:: Selection ::
On Fri, Nov 11, 2016 at 01:41:11PM -0800, Hugh Dickins wrote:
> On Thu, 10 Nov 2016, Kirill A. Shutemov wrote:
> > On Mon, Nov 07, 2016 at 03:17:11PM -0800, Hugh Dickins wrote:
> >
> > > Treating the first extent differently is a hack, and does not respect
> > > that this is a filesystem, on which size is likely to increase.
> > >
> > > By all means refine the condition for huge=within_size, and by all means
> > > warn in transhuge.txt that huge=always may tend to waste valuable huge
> > > pages if the filesystem is used for small files without good reason
> >
> > Would it be okay, if I just replace huge=within_size logic with what I
> > proposed here for huge=always?
>
> In principle yes, that would be fine with me: I just don't care very
> much about this option, since we do not force "huge=always" on anyone,
> so everyone is free to use it where it's useful, and not where it's not.
>
> But perhaps your aim is to have "huge=within_size" set by default on /tmp,
> and so not behave badly there: I'd never aimed for that, and I'm a bit
> sceptical about it, but if you can get good enough behaviour out of it
> for that, I won't stand in your way.

Yeah, I would like one day add compile-time option to choose default huge=
allocation policy.

> > That's not what I intended initially for this option, but...
> >
> > > (but maybe the implementation needs to reclaim those more effectively).
> >
> > It's more about cost of allocation than memory pressure.
>
> Regarding that issue, I think you should reconsider the GFP flags used
> in shmem_alloc_hugepage(). GFP flags, and compaction latency avoidance,
> have been moving targets over the last year, and I've not rechecked;
> but I got the impression that your GFP flags are still asking for the
> compaction stalls that are now deprecated on the anon THP fault path?
:::
**Given exercise 1:**
In the mailing list thread, what does Kirill say he would like to add one day?
:: Task material ::
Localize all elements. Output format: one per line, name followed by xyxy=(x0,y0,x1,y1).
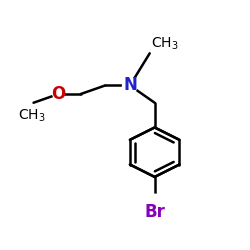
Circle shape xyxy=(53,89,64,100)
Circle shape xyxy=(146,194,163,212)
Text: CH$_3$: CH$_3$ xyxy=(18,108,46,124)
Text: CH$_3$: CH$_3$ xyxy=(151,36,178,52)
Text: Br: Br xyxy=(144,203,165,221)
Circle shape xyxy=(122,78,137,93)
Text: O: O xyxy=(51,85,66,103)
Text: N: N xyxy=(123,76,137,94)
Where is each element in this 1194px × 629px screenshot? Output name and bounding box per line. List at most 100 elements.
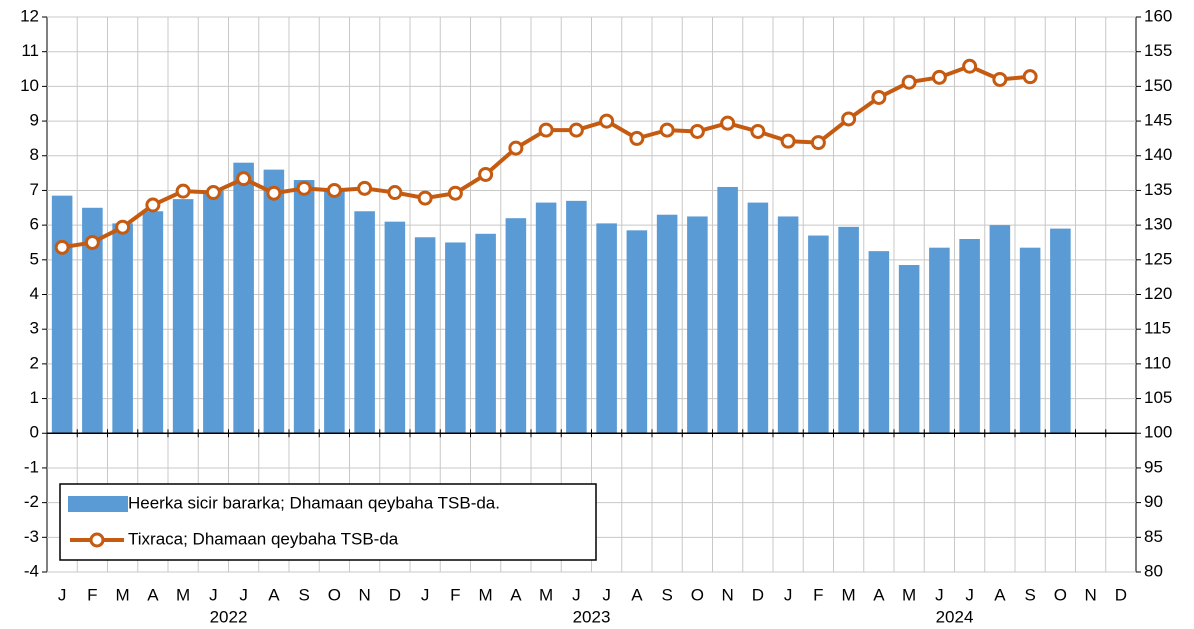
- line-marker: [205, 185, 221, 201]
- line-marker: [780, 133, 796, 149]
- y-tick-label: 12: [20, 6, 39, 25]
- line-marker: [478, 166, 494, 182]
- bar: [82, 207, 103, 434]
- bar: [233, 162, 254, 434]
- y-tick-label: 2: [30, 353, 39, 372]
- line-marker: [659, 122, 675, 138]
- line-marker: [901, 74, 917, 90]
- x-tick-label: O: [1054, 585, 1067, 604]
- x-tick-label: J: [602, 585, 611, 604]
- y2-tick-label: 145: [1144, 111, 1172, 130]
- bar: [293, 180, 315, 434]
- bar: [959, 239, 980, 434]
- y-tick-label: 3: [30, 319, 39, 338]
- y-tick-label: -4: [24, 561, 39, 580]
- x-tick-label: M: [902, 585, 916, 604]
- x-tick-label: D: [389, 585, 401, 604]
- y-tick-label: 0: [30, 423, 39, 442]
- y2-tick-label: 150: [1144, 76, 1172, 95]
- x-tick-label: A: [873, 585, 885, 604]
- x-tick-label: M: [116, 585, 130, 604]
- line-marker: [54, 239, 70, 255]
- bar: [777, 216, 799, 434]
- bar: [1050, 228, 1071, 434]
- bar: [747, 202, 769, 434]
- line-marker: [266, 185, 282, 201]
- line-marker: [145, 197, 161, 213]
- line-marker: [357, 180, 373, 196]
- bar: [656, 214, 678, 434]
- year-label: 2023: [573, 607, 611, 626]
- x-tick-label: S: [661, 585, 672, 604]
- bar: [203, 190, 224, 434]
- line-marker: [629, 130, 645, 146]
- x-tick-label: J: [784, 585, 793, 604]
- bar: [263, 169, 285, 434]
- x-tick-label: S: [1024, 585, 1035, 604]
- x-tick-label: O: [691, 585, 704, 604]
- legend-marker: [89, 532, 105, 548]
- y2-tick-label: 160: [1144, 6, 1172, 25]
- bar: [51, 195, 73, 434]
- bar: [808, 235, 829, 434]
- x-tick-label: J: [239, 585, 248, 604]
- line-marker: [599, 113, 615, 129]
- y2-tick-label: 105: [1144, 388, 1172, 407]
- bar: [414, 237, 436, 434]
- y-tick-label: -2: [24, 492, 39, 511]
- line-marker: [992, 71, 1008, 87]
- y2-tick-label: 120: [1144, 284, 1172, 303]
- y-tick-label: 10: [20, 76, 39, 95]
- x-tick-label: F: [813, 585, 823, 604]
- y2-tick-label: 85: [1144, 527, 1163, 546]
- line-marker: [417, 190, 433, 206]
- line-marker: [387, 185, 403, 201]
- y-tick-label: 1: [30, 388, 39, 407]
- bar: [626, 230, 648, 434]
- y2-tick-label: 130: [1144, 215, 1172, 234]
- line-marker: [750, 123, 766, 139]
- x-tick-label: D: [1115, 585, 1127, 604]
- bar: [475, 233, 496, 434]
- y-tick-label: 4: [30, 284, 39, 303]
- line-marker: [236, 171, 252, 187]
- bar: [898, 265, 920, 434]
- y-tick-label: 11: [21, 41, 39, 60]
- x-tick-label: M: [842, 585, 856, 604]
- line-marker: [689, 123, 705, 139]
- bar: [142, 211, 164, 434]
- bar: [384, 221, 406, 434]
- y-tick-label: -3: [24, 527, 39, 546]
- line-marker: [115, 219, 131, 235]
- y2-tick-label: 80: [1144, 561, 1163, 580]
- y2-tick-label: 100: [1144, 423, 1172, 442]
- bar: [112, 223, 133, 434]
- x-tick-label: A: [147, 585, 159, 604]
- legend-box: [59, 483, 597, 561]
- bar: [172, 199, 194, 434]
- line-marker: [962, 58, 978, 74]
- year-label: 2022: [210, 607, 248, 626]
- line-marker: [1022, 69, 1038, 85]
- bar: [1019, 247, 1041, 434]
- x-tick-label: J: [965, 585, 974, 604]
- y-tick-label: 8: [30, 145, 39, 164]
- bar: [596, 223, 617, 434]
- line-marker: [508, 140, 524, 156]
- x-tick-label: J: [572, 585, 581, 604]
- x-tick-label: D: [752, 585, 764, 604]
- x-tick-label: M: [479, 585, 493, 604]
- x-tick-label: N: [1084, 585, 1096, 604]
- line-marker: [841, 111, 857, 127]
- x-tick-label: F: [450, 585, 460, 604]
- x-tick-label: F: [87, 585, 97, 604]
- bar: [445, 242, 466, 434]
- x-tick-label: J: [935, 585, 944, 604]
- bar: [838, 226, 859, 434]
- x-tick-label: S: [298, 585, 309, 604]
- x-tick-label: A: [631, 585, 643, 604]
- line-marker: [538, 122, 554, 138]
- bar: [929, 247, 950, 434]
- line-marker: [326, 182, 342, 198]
:::
:: Task material ::
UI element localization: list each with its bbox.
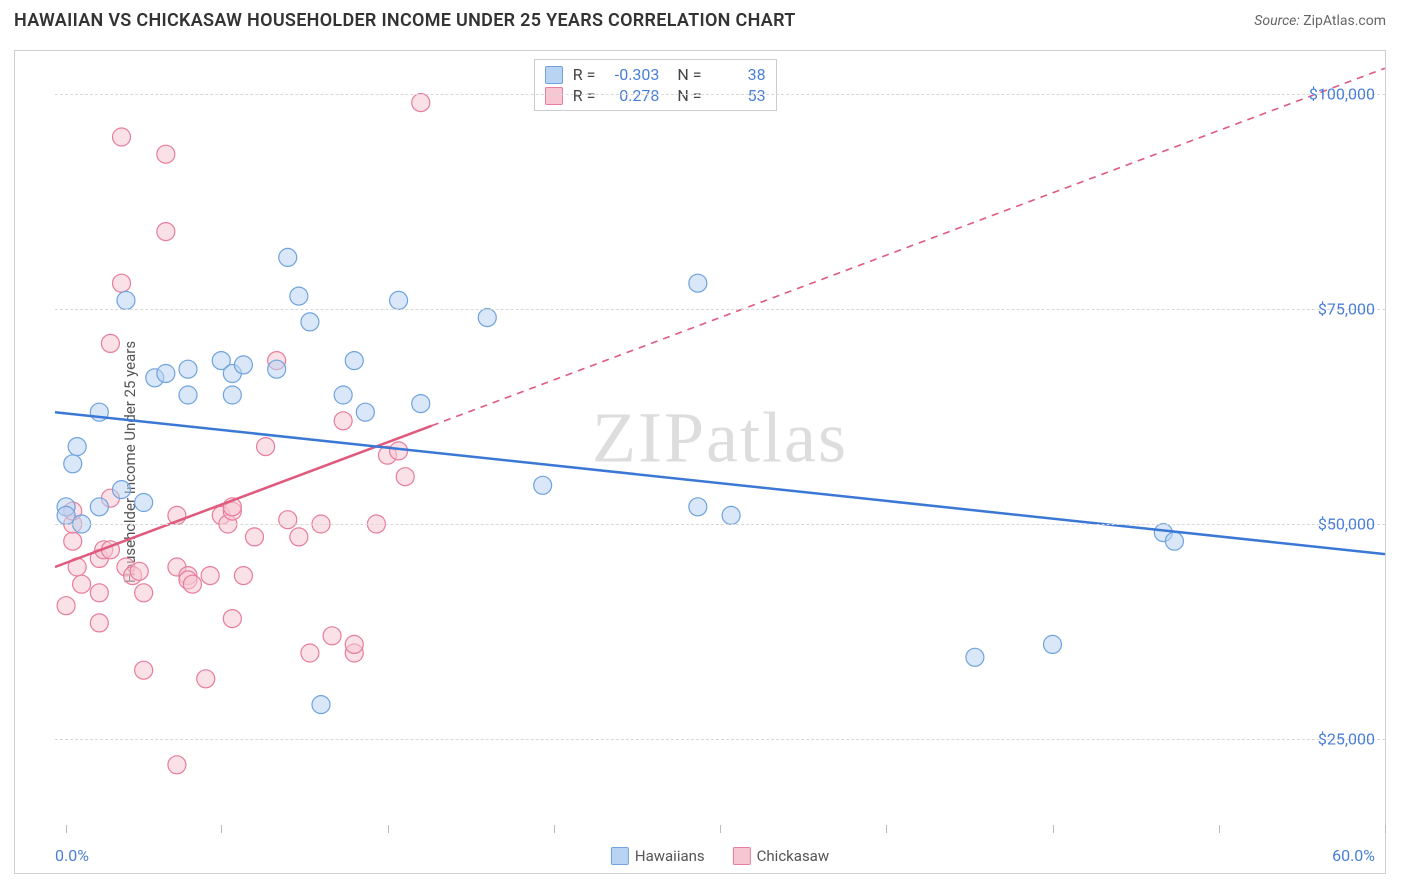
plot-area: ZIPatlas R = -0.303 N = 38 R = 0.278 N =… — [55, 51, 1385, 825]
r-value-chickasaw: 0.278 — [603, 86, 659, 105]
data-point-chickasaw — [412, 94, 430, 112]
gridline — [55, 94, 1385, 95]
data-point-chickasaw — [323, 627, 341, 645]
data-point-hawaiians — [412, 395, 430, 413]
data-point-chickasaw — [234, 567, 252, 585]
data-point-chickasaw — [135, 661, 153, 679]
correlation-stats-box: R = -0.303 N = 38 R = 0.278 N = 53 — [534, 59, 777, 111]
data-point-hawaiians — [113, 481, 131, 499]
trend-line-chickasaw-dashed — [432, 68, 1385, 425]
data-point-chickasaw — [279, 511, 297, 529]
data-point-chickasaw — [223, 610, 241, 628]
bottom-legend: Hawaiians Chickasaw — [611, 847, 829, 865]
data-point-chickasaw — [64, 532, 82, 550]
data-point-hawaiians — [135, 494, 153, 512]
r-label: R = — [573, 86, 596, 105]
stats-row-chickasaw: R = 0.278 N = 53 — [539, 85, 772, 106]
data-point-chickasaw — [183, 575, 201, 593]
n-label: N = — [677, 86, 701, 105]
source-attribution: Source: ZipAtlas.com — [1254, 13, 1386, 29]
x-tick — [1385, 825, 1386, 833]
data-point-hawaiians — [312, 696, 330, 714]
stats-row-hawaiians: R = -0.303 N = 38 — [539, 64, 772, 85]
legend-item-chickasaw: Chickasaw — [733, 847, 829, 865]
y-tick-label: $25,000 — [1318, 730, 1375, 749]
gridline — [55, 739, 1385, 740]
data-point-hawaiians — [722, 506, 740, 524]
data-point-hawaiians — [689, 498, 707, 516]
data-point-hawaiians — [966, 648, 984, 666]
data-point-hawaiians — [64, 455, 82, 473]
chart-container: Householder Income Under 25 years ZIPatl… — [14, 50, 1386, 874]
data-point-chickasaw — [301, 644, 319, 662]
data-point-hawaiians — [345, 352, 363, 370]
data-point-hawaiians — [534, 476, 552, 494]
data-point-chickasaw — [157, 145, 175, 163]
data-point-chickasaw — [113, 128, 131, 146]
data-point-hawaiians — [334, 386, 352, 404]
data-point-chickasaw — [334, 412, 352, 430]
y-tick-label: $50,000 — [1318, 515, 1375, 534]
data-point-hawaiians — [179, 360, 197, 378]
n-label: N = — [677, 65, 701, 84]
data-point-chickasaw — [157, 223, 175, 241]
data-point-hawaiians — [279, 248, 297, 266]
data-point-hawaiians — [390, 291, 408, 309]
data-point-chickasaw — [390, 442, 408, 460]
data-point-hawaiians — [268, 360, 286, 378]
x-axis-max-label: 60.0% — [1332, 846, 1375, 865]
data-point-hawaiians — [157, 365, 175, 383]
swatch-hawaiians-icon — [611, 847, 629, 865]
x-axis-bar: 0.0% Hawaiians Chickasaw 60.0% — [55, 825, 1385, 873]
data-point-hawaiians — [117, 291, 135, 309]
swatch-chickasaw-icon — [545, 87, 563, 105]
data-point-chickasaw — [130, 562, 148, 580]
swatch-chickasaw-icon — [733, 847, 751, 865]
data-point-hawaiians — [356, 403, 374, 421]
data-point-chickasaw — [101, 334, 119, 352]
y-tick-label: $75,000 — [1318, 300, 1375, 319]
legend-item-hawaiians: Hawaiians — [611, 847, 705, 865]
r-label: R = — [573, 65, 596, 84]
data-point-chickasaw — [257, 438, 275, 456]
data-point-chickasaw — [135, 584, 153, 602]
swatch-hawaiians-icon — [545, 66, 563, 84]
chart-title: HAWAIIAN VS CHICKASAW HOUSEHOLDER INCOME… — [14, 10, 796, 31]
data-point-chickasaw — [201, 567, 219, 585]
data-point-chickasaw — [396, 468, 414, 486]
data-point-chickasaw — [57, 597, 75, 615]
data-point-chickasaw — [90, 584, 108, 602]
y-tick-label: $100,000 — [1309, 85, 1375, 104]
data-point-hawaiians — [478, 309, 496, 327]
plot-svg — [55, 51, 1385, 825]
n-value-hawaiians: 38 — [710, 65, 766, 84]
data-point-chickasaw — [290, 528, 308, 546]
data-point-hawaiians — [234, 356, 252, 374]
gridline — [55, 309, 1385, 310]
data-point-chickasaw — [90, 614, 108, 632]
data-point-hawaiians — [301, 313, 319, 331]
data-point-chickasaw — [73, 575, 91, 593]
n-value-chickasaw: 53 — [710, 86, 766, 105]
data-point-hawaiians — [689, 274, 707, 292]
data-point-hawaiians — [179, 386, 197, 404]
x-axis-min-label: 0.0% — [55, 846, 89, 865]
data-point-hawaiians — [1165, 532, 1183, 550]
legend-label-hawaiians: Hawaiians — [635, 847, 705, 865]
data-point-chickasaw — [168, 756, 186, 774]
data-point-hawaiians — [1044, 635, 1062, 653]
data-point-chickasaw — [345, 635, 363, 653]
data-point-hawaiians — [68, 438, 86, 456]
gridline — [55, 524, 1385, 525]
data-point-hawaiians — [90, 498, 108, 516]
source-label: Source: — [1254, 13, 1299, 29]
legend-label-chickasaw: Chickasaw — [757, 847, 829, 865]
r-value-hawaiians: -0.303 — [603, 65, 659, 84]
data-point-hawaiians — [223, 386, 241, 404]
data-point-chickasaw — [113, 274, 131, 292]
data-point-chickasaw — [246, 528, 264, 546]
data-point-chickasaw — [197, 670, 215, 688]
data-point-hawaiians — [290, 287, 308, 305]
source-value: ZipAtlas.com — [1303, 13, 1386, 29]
:::
:: Task material ::
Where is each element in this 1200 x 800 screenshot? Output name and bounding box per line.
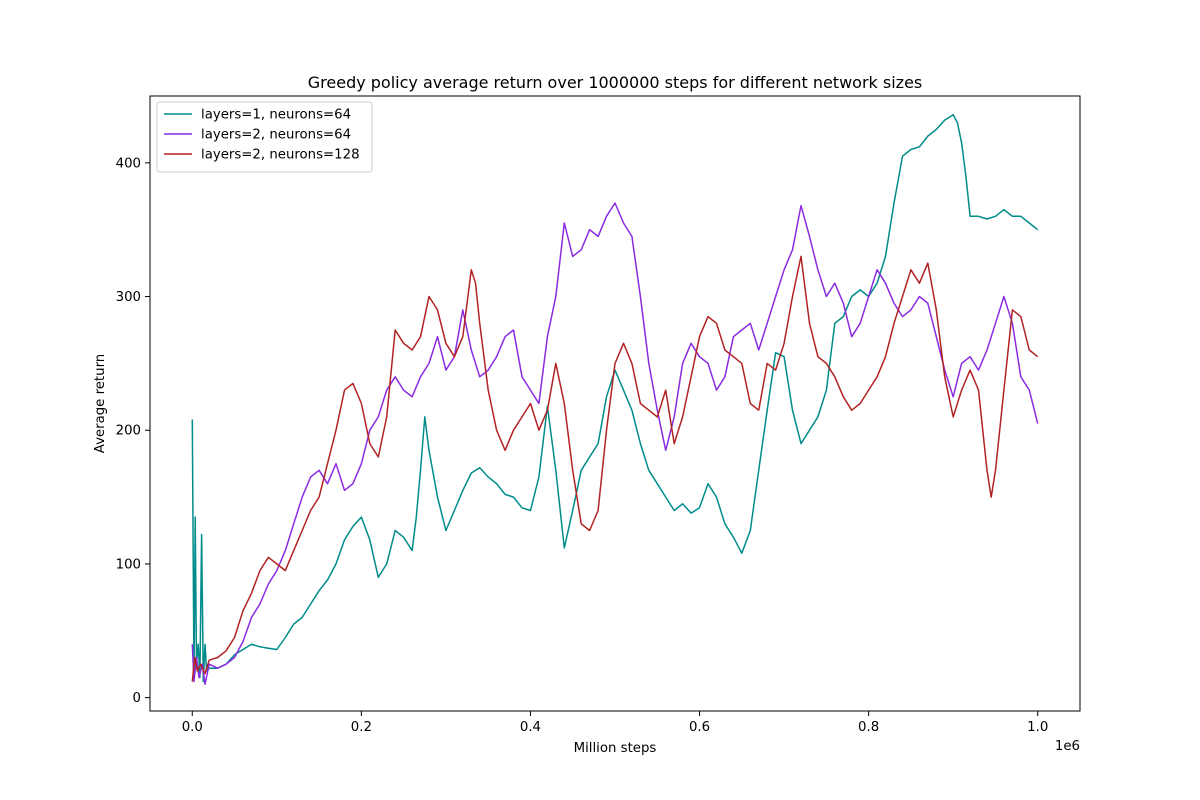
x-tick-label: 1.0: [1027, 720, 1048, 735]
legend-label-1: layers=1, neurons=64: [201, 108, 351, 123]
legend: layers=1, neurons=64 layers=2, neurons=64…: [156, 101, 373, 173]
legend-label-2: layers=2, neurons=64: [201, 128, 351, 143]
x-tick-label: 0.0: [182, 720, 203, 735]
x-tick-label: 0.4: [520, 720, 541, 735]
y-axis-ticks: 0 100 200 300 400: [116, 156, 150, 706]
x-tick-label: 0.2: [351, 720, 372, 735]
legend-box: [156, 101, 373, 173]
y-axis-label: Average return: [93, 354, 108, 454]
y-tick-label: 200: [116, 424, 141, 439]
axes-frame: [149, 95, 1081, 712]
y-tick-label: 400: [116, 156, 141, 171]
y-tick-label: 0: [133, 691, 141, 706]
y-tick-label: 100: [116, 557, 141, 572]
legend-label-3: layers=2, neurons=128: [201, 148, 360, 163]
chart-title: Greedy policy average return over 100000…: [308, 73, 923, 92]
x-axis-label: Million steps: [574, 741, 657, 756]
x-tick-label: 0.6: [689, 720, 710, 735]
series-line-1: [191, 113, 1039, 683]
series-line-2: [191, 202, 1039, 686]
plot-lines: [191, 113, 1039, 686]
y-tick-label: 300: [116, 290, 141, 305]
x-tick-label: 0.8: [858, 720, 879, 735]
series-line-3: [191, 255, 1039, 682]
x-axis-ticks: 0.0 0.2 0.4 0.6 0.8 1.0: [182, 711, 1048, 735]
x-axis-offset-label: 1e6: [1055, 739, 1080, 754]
:::
**Given exercise 2:**
From the layout records, copy the lines starting at the one that contains "x-tick-label: 1.0: [1027, 720, 1048, 735]" and ending at the one that contains "legend-label-2: layers=2, neurons=64: [201, 128, 351, 143]", both included.

**Written answer 1:**
A compile-time option to choose the default huge= allocation policy.

**Written answer 2:**
x-tick-label: 1.0: [1027, 720, 1048, 735]
legend-label-1: layers=1, neurons=64: [201, 108, 351, 123]
legend: layers=1, neurons=64 layers=2, neurons=64…: [156, 101, 373, 173]
legend-label-2: layers=2, neurons=64: [201, 128, 351, 143]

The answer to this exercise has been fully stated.